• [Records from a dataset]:
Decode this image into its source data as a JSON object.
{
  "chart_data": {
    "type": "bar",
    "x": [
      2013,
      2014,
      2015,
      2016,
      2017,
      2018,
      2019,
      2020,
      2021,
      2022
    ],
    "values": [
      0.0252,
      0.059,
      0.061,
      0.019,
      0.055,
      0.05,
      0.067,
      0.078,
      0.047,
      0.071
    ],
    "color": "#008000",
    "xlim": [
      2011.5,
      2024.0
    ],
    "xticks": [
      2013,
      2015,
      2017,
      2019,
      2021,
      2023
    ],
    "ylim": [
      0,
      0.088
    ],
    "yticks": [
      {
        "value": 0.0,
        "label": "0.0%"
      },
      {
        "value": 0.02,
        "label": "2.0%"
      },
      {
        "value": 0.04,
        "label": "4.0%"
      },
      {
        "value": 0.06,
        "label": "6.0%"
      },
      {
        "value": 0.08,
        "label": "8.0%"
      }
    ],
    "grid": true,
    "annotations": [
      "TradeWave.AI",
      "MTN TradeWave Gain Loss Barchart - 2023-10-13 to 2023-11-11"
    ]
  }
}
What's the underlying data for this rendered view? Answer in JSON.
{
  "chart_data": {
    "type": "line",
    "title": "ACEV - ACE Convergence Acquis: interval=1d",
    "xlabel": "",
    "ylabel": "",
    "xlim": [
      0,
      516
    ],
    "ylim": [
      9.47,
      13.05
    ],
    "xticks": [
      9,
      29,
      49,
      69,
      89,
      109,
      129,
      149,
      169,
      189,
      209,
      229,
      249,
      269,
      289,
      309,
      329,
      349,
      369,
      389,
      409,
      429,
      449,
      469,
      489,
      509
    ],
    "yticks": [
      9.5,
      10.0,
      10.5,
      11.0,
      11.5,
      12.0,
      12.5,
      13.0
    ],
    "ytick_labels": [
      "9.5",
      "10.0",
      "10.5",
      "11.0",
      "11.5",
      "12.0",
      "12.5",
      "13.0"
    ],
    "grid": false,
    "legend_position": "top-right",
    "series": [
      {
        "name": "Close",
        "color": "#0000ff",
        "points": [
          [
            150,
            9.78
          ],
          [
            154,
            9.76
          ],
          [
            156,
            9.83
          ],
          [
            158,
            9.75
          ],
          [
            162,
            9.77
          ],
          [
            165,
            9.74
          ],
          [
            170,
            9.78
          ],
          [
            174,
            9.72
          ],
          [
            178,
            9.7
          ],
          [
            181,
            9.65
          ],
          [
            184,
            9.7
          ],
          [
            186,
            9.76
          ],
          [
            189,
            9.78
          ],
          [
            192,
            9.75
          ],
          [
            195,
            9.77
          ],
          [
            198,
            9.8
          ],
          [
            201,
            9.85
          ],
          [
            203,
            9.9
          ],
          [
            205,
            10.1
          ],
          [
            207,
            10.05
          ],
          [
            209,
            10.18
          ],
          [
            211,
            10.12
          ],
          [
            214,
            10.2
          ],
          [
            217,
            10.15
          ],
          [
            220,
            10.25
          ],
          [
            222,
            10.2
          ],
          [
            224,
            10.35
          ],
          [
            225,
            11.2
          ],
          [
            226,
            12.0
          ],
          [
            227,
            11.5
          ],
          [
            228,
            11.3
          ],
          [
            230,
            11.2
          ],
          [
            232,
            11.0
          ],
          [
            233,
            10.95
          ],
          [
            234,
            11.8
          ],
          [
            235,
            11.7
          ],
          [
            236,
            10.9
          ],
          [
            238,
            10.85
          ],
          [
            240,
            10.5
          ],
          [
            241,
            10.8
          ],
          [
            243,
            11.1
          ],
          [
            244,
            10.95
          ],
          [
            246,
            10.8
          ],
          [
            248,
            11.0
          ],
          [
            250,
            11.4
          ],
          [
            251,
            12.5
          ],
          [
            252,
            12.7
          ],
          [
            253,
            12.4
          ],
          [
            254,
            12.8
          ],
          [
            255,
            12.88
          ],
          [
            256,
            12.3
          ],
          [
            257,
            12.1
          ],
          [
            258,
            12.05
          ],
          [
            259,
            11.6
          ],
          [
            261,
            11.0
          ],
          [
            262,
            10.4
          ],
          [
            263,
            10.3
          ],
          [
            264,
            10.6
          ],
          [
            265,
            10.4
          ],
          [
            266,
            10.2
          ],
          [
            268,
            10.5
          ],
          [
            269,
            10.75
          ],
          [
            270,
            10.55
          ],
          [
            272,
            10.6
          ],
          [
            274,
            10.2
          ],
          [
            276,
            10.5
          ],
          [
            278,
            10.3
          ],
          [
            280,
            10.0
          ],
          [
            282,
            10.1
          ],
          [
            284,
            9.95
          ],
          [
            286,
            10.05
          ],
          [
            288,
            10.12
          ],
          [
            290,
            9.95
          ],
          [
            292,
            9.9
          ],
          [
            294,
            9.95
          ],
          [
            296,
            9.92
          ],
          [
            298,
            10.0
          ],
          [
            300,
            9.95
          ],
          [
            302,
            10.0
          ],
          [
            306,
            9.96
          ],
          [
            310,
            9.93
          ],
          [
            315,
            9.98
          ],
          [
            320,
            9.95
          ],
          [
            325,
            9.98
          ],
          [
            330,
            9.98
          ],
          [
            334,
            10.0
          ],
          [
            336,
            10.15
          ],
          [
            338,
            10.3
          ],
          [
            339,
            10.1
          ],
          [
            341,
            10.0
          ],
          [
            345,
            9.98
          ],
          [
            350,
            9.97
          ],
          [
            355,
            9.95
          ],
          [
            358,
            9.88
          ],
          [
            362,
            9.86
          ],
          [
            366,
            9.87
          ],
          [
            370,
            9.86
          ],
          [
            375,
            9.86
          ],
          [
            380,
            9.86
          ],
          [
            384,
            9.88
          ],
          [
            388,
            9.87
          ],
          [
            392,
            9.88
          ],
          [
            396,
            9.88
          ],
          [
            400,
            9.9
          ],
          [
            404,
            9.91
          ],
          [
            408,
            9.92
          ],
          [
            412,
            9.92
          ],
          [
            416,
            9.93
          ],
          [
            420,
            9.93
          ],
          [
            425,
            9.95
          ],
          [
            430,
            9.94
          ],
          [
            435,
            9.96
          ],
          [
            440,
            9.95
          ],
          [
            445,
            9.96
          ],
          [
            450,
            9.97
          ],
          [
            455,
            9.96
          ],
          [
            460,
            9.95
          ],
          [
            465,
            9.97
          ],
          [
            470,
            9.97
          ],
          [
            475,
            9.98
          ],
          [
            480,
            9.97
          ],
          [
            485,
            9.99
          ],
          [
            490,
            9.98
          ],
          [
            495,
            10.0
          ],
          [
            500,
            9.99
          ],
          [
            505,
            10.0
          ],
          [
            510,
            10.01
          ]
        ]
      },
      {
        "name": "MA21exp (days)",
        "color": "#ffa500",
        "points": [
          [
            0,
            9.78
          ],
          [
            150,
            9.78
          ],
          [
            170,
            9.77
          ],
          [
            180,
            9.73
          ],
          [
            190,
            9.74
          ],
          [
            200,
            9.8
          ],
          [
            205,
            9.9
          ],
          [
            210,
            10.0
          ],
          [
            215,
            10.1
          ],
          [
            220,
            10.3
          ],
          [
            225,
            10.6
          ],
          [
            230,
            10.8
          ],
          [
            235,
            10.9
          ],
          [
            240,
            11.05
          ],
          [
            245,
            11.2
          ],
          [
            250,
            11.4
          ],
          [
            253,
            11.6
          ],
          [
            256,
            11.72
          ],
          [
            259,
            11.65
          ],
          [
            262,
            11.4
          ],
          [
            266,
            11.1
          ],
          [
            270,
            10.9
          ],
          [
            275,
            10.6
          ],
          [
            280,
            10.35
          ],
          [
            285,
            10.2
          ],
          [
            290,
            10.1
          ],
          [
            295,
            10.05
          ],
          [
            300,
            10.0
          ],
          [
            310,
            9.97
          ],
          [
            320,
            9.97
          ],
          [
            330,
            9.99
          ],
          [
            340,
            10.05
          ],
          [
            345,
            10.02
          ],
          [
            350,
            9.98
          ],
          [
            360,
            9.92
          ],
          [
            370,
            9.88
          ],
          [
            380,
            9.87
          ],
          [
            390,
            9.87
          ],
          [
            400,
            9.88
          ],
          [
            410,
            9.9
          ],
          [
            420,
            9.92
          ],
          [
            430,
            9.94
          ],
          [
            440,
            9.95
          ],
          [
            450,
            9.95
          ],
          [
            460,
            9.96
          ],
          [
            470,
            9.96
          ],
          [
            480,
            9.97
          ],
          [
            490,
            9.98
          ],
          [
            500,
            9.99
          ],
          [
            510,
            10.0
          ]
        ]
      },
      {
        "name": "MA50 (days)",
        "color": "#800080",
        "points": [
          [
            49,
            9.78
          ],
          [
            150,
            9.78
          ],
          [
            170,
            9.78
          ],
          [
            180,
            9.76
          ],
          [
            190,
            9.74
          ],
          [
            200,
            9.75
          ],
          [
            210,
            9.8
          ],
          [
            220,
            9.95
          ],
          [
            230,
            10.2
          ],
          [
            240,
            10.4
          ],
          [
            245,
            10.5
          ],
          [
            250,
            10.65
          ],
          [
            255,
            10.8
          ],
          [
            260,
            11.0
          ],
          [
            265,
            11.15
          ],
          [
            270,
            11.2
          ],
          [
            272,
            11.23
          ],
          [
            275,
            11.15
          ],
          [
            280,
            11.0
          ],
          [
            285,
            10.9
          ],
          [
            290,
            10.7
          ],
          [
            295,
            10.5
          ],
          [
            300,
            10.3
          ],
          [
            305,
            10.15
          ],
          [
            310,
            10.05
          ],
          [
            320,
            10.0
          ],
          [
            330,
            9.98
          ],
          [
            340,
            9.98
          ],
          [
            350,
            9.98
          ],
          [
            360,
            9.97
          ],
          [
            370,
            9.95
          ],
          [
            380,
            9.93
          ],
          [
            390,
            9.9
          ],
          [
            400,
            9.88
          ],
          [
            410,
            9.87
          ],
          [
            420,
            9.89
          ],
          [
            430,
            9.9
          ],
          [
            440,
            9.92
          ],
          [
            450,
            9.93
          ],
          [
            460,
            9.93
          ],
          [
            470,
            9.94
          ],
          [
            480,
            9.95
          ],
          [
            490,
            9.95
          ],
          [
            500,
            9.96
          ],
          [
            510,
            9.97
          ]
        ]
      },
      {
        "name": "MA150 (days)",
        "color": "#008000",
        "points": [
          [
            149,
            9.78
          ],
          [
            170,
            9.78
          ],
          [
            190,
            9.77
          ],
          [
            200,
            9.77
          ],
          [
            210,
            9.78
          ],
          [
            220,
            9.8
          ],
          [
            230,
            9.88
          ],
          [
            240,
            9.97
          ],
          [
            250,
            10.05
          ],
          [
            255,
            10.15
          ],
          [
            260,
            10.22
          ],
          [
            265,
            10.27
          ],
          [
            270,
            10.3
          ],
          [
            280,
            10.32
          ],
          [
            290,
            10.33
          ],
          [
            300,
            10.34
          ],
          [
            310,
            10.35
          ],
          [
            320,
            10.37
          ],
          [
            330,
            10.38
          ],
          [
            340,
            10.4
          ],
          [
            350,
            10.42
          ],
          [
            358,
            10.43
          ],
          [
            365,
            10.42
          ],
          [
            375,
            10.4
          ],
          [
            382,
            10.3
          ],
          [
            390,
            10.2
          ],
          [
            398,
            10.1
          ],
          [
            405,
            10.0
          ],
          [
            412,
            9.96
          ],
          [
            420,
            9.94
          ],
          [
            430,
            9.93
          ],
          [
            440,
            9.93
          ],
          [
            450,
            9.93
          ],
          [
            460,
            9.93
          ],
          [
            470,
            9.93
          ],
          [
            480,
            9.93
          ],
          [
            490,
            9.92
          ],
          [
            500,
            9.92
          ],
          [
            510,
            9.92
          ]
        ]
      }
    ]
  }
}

• [What to produce]:
Find all lines holding the string "this" and copy them.

• [Reply]:
Decode this image into its source data as a JSON object.
What's the underlying data for this rendered view? Answer in JSON.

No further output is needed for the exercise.